- [What is required]
Copy every line of the items below with no changes.

- [Spatial layout data]
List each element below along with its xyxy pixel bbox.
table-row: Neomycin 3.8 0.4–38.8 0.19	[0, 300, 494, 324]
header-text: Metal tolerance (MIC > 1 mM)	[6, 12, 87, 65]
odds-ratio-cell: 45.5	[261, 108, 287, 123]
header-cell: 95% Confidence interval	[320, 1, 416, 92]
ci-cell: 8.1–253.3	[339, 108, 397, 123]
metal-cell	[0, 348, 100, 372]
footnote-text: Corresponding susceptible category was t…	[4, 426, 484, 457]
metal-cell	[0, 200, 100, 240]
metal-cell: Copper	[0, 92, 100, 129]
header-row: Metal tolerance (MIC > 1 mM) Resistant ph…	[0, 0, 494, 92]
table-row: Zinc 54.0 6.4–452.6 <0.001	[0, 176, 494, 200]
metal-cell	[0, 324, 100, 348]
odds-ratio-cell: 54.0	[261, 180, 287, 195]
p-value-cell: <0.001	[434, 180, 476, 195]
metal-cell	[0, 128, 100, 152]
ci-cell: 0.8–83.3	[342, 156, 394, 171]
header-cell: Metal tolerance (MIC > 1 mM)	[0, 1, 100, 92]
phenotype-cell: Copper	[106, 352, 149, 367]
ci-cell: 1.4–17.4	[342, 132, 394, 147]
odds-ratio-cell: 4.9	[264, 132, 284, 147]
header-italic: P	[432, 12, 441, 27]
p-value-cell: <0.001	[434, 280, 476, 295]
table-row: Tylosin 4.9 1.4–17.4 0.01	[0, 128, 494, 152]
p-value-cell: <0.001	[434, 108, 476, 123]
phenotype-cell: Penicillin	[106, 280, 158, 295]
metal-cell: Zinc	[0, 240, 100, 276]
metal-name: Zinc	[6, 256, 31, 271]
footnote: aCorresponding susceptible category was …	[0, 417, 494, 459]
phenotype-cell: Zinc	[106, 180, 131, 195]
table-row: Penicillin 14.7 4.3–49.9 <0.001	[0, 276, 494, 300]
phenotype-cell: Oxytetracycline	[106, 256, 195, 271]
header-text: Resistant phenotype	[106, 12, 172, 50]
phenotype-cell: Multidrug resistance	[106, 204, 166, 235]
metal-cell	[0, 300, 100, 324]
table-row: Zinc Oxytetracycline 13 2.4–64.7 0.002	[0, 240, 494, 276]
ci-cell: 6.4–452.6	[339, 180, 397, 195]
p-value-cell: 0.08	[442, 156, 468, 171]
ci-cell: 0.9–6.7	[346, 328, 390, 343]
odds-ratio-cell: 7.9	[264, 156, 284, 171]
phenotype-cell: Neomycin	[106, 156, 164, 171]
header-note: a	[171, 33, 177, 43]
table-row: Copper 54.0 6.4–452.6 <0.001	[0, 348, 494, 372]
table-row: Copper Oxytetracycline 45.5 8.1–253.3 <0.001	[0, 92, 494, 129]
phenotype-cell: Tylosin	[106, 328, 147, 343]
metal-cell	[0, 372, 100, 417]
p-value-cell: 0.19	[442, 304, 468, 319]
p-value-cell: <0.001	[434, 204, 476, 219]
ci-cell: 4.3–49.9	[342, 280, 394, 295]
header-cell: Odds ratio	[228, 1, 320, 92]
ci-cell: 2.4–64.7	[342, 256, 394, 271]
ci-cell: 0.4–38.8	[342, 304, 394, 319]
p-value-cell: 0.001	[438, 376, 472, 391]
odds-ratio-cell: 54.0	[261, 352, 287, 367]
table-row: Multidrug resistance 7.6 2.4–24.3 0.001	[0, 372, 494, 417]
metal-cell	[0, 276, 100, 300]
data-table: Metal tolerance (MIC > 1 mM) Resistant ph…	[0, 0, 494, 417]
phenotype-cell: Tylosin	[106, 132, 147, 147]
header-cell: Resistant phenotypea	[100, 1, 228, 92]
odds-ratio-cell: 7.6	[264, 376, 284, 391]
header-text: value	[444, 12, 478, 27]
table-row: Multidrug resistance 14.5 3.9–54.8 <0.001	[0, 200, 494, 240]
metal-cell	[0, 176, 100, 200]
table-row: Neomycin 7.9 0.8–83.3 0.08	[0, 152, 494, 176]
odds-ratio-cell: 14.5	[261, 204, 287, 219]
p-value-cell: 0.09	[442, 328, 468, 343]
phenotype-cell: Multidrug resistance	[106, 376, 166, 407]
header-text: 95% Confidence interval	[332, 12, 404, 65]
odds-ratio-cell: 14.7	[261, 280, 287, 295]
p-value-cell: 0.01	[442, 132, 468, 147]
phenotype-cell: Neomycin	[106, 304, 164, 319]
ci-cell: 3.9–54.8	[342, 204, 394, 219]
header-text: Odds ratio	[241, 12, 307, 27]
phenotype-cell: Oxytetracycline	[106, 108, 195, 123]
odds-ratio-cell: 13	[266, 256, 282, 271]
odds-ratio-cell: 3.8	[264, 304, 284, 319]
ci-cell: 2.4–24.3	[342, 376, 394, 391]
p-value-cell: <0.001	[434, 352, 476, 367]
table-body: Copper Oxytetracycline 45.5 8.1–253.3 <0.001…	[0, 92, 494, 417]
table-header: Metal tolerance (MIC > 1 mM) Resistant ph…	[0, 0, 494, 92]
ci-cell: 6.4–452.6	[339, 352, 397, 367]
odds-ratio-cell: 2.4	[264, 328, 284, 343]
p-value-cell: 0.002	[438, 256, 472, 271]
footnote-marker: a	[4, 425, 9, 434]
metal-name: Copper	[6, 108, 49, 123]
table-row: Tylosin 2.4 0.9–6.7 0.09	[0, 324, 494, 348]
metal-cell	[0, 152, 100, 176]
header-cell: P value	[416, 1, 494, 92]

- [Full output]
List each element below along with its xyxy pixel bbox.
table-row: Neomycin 3.8 0.4–38.8 0.19	[0, 300, 494, 324]
header-text: Metal tolerance (MIC > 1 mM)	[6, 12, 87, 65]
odds-ratio-cell: 45.5	[261, 108, 287, 123]
header-cell: 95% Confidence interval	[320, 1, 416, 92]
ci-cell: 8.1–253.3	[339, 108, 397, 123]
metal-cell	[0, 348, 100, 372]
footnote-text: Corresponding susceptible category was t…	[4, 426, 484, 457]
metal-cell	[0, 200, 100, 240]
metal-cell: Copper	[0, 92, 100, 129]
header-row: Metal tolerance (MIC > 1 mM) Resistant ph…	[0, 0, 494, 92]
table-row: Zinc 54.0 6.4–452.6 <0.001	[0, 176, 494, 200]
metal-cell	[0, 324, 100, 348]
odds-ratio-cell: 54.0	[261, 180, 287, 195]
p-value-cell: <0.001	[434, 180, 476, 195]
metal-cell	[0, 128, 100, 152]
ci-cell: 0.8–83.3	[342, 156, 394, 171]
header-cell: Metal tolerance (MIC > 1 mM)	[0, 1, 100, 92]
phenotype-cell: Copper	[106, 352, 149, 367]
ci-cell: 1.4–17.4	[342, 132, 394, 147]
odds-ratio-cell: 4.9	[264, 132, 284, 147]
header-italic: P	[432, 12, 441, 27]
p-value-cell: <0.001	[434, 280, 476, 295]
table-row: Tylosin 4.9 1.4–17.4 0.01	[0, 128, 494, 152]
p-value-cell: <0.001	[434, 108, 476, 123]
phenotype-cell: Penicillin	[106, 280, 158, 295]
metal-cell: Zinc	[0, 240, 100, 276]
metal-name: Zinc	[6, 256, 31, 271]
footnote: aCorresponding susceptible category was …	[0, 417, 494, 459]
phenotype-cell: Zinc	[106, 180, 131, 195]
table-row: Penicillin 14.7 4.3–49.9 <0.001	[0, 276, 494, 300]
phenotype-cell: Oxytetracycline	[106, 256, 195, 271]
header-text: Resistant phenotype	[106, 12, 172, 50]
phenotype-cell: Multidrug resistance	[106, 204, 166, 235]
metal-cell	[0, 300, 100, 324]
table-row: Zinc Oxytetracycline 13 2.4–64.7 0.002	[0, 240, 494, 276]
ci-cell: 6.4–452.6	[339, 180, 397, 195]
p-value-cell: 0.08	[442, 156, 468, 171]
ci-cell: 0.9–6.7	[346, 328, 390, 343]
odds-ratio-cell: 7.9	[264, 156, 284, 171]
phenotype-cell: Neomycin	[106, 156, 164, 171]
header-note: a	[171, 33, 177, 43]
table-row: Copper 54.0 6.4–452.6 <0.001	[0, 348, 494, 372]
table-row: Copper Oxytetracycline 45.5 8.1–253.3 <0.001	[0, 92, 494, 129]
phenotype-cell: Tylosin	[106, 328, 147, 343]
metal-cell	[0, 372, 100, 417]
p-value-cell: 0.19	[442, 304, 468, 319]
p-value-cell: <0.001	[434, 204, 476, 219]
ci-cell: 4.3–49.9	[342, 280, 394, 295]
header-cell: Odds ratio	[228, 1, 320, 92]
ci-cell: 2.4–64.7	[342, 256, 394, 271]
ci-cell: 0.4–38.8	[342, 304, 394, 319]
p-value-cell: 0.001	[438, 376, 472, 391]
odds-ratio-cell: 54.0	[261, 352, 287, 367]
table-row: Multidrug resistance 7.6 2.4–24.3 0.001	[0, 372, 494, 417]
metal-cell	[0, 276, 100, 300]
data-table: Metal tolerance (MIC > 1 mM) Resistant ph…	[0, 0, 494, 417]
phenotype-cell: Tylosin	[106, 132, 147, 147]
header-cell: Resistant phenotypea	[100, 1, 228, 92]
odds-ratio-cell: 7.6	[264, 376, 284, 391]
header-text: value	[444, 12, 478, 27]
table-row: Multidrug resistance 14.5 3.9–54.8 <0.001	[0, 200, 494, 240]
metal-cell	[0, 176, 100, 200]
table-row: Neomycin 7.9 0.8–83.3 0.08	[0, 152, 494, 176]
odds-ratio-cell: 14.5	[261, 204, 287, 219]
p-value-cell: 0.09	[442, 328, 468, 343]
phenotype-cell: Multidrug resistance	[106, 376, 166, 407]
header-text: 95% Confidence interval	[332, 12, 404, 65]
odds-ratio-cell: 14.7	[261, 280, 287, 295]
p-value-cell: 0.01	[442, 132, 468, 147]
phenotype-cell: Neomycin	[106, 304, 164, 319]
ci-cell: 3.9–54.8	[342, 204, 394, 219]
header-text: Odds ratio	[241, 12, 307, 27]
phenotype-cell: Oxytetracycline	[106, 108, 195, 123]
odds-ratio-cell: 13	[266, 256, 282, 271]
odds-ratio-cell: 3.8	[264, 304, 284, 319]
ci-cell: 2.4–24.3	[342, 376, 394, 391]
p-value-cell: <0.001	[434, 352, 476, 367]
table-body: Copper Oxytetracycline 45.5 8.1–253.3 <0.001…	[0, 92, 494, 417]
table-header: Metal tolerance (MIC > 1 mM) Resistant ph…	[0, 0, 494, 92]
ci-cell: 6.4–452.6	[339, 352, 397, 367]
odds-ratio-cell: 2.4	[264, 328, 284, 343]
p-value-cell: 0.002	[438, 256, 472, 271]
footnote-marker: a	[4, 425, 9, 434]
metal-name: Copper	[6, 108, 49, 123]
table-row: Tylosin 2.4 0.9–6.7 0.09	[0, 324, 494, 348]
metal-cell	[0, 152, 100, 176]
header-cell: P value	[416, 1, 494, 92]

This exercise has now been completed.